---- EXTRACTED INFORMATION
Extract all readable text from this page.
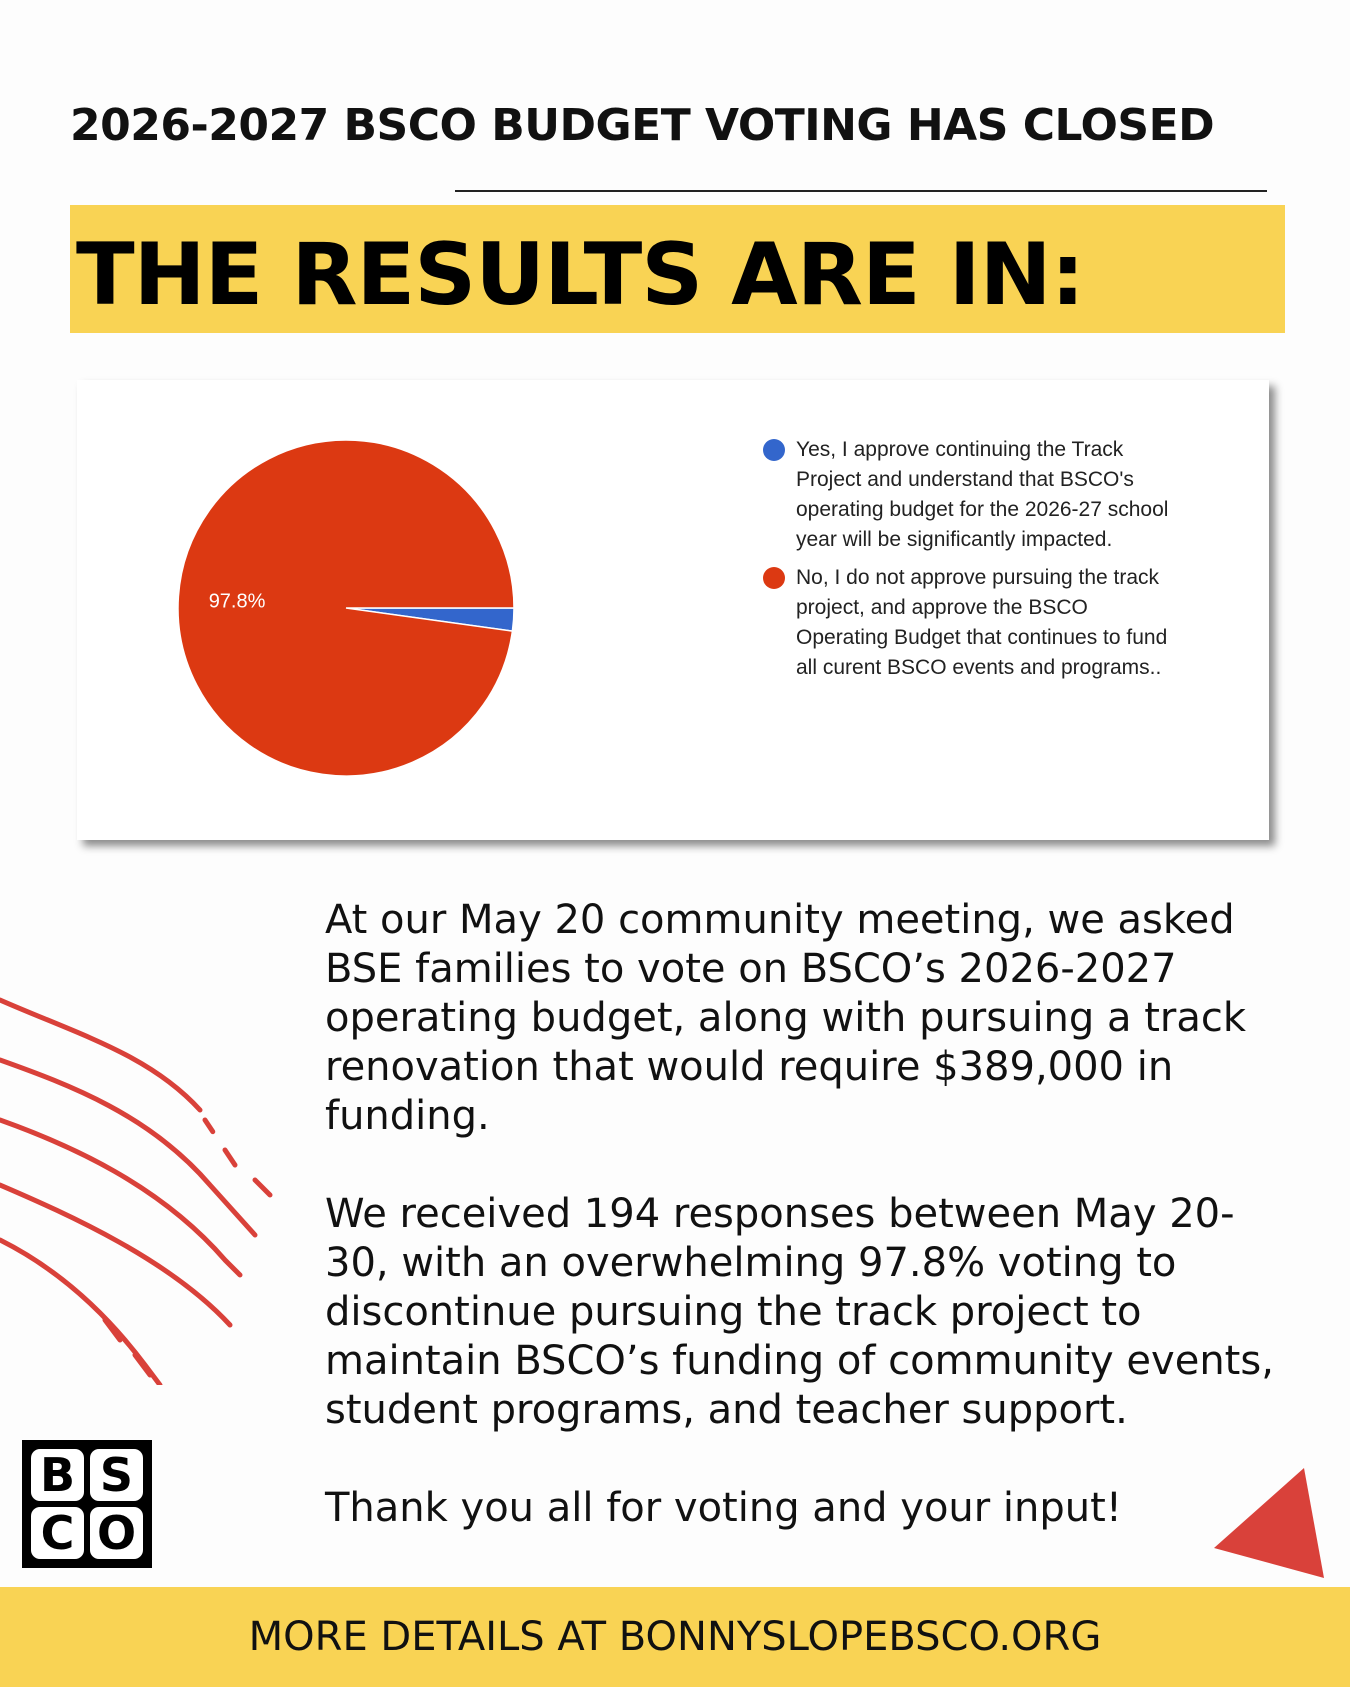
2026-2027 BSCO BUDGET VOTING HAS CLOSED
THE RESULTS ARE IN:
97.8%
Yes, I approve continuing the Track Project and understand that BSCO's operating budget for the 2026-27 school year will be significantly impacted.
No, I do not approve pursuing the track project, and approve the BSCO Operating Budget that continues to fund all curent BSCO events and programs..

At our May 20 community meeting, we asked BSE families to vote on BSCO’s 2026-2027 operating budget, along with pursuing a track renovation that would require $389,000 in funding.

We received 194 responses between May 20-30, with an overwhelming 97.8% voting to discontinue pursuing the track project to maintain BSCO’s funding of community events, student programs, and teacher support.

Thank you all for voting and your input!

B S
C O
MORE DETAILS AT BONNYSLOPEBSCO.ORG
--------
---- EXTRACTED INFORMATION
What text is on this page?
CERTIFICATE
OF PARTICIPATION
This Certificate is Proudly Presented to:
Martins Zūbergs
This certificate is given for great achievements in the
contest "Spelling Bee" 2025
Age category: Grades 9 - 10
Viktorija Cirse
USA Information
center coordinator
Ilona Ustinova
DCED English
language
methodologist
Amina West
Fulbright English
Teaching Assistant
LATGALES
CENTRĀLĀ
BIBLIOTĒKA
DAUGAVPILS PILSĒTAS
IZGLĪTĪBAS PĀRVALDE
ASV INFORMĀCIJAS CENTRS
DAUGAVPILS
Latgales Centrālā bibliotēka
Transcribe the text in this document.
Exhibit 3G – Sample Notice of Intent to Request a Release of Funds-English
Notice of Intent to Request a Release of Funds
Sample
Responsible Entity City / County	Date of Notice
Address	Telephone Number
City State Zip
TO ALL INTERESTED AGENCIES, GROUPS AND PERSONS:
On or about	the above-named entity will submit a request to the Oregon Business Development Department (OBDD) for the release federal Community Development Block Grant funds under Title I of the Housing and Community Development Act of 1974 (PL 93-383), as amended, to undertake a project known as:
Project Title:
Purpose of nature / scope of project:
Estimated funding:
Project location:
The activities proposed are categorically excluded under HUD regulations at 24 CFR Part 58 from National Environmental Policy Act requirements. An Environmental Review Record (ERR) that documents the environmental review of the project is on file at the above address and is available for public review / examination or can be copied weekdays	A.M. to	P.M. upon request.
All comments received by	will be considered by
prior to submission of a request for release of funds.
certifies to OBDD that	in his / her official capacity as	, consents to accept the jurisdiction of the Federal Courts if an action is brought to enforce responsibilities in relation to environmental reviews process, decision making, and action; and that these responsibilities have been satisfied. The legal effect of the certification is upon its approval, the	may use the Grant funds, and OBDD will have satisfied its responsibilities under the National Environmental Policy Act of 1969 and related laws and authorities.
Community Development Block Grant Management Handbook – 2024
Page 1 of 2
--------
WHAT NEEDS TO BE DONE >>
Search the data for the word "Sample" and copy each line where it appears.

FULL OUTPUT >>
Exhibit 3G – Sample Notice of Intent to Request a Release of Funds-English
Sample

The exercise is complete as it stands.